= COSA FARE =
(A) Rispondi a queste domande sul brano dedicato alla moneta unica:
(i) In quale anno fu proposta la moneta unica e in quale anno fu introdotta?
(ii) A quale oggetto gettato in una macchina viene paragonata una politica monetaria sbagliata?
(iii) Quale istituzione fissa il tasso di interesse comune?
(B) Ricopia senza modifiche il brano sulla moneta unica, da "La politica monetaria, ha" giù fino a "nelle loro economie.".

= SEZIONE DEL DOCUMENTO =
La politica monetaria, ha insistito Friedman, non può aiutare un’economia ad aumentare le sue prospettive di crescita a lungo termine. Ed ecco il pezzo forte: se la politica monetaria viene attuata male, può causare danni permanenti e quindi ridurre le prospettive di crescita a lungo termine. Come una “chiave inglese” gettata in una macchina, una politica monetaria sbagliata e inopportuna ostacola il normale funzionamento economico. Avviandosi lungo la rotta dell’unione monetaria, i leader europei rendevano più probabile che la politica monetaria europea gettasse chiavi inglesi nelle loro economie.

I leader europei potrebbero non essere stati consapevoli del “quasi teorema” di Friedman sul ruolo e sui limiti della politica monetaria. Avrebbero dovuto essere consapevoli del fatto che una moneta unica non poteva portare prosperità economica. E sicuramente sapevano che l’Italia e la Grecia avevano sempre contraddetto le direttive economiche delle autorità europee, e che quindi era improbabile che questi Paesi rispettassero gli standard di gestione economica necessari per accompagnare una moneta unica, un’unica politica monetaria.

I leader europei sapevano anche che i promessi vantaggi politici erano illusori. Sebbene ripetessero spesso il mantra dell’”unione politica”, sapevano che non avrebbero rinunciato alle proprie entrate fiscali per fornire un aiuto significativo ad altre nazioni in difficoltà. Sapevano che il rischio di conflitti tra interessi economici era reale. E i conflitti economici avrebbero creato conflitti politici. Dal momento in cui la moneta unica è stata proposta nel 1969 alla sua introduzione nel 1999, le conferme di questi avvertimenti si sono ripetute. Ancora e ancora. Ma i rischi sono stati minimizzati e i punti di vista alternativi sono stati sviati.


Il difetto essenziale della moneta unica era elementare. Rinunciando alle loro valute nazionali, i membri della zona euro hanno perso alcuni strumenti importanti. Se un paese membro entra in recessione, non ha una valuta da svalutare in modo che le sue imprese possano vendere all’estero a prezzi inferiori al dollaro USA per incrementare le esportazioni e l’occupazione. Il paese membro inoltre non ha una banca centrale che potrebbe ridurre i suoi tassi di interesse per incoraggiare la spesa interna e stimolare la crescita.

Questo difetto di base crea acute difficoltà non appena le economie dei paesi che condividono la valuta divergono le une dalle altre. Se l’economia italiana è nei guai e l’economia tedesca ha il vento in poppa, il tasso di interesse comune fissato dalla Banca centrale europea (BCE) sarà troppo alto per l’Italia e troppo basso per la Germania. In questo modo, i problemi economici dell’Italia continueranno e l’economia tedesca crescerà ancora di più. È insito nella natura della moneta unica che, una volta che le economie dei paesi membri iniziano a divergere l’una dall’altra, il tasso di interesse comune faccia aumentare la divergenza.

[Dati sulla posizione degli elementi]
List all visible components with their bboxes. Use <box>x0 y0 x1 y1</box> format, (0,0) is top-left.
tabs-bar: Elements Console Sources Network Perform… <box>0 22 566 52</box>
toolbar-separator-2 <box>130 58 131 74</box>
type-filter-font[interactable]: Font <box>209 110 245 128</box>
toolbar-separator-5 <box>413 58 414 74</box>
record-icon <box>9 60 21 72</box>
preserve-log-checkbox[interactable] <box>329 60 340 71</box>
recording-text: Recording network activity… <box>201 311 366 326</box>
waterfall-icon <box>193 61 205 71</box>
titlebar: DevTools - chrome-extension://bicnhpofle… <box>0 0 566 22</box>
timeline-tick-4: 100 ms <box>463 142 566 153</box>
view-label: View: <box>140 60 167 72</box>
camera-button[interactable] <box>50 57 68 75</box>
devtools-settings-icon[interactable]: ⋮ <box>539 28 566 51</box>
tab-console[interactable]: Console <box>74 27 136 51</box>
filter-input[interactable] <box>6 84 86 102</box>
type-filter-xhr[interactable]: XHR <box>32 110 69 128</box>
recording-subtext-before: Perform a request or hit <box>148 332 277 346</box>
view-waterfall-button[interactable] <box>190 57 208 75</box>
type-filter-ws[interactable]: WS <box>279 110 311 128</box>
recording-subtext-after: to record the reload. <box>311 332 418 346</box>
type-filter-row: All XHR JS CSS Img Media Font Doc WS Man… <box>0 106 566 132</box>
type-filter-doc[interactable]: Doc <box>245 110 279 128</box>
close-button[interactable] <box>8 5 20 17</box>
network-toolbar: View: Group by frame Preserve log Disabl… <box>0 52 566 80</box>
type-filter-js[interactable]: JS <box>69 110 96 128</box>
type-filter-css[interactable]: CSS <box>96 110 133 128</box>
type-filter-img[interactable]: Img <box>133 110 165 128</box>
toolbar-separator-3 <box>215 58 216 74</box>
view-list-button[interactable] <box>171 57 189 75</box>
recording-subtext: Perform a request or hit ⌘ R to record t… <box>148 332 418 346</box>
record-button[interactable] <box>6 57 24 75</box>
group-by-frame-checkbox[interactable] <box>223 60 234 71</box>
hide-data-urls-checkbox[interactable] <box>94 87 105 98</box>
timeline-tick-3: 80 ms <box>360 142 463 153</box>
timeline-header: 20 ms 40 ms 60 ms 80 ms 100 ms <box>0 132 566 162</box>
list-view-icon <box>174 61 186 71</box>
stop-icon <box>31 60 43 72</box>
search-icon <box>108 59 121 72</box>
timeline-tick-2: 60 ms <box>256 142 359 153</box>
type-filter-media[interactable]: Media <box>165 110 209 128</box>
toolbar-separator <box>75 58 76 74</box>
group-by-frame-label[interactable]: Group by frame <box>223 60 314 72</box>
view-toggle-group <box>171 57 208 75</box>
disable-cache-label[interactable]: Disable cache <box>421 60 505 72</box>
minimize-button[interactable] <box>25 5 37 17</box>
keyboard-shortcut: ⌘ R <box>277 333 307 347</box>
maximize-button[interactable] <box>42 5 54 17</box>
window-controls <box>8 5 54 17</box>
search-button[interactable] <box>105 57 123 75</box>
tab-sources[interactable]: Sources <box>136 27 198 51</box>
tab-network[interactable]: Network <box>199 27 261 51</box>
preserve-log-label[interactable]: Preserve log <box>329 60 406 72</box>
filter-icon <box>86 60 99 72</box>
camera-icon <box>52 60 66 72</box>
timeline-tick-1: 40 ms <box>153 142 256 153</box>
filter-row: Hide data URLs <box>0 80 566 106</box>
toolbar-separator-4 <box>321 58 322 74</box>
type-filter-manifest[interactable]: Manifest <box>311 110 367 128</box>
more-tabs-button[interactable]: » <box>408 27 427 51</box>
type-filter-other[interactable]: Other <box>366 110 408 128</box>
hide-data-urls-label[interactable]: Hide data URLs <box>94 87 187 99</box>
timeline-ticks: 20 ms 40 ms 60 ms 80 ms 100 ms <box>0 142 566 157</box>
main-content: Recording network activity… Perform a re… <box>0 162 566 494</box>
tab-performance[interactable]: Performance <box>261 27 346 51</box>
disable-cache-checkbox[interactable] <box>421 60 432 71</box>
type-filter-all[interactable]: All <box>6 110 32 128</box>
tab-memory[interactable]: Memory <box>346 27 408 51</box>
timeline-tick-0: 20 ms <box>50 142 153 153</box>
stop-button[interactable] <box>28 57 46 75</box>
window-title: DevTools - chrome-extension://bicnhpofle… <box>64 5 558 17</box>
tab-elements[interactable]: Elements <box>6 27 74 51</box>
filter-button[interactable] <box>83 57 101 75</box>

= RISPOSTE ALLE CONSEGNE =
(A)
(i) Fu proposta nel 1969 e introdotta nel 1999.
(ii) A una "chiave inglese".
(iii) La Banca centrale europea (BCE).

(B)
La politica monetaria, ha insistito Friedman, non può aiutare un’economia ad aumentare le sue prospettive di crescita a lungo termine. Ed ecco il pezzo forte: se la politica monetaria viene attuata male, può causare danni permanenti e quindi ridurre le prospettive di crescita a lungo termine. Come una “chiave inglese” gettata in una macchina, una politica monetaria sbagliata e inopportuna ostacola il normale funzionamento economico. Avviandosi lungo la rotta dell’unione monetaria, i leader europei rendevano più probabile che la politica monetaria europea gettasse chiavi inglesi nelle loro economie.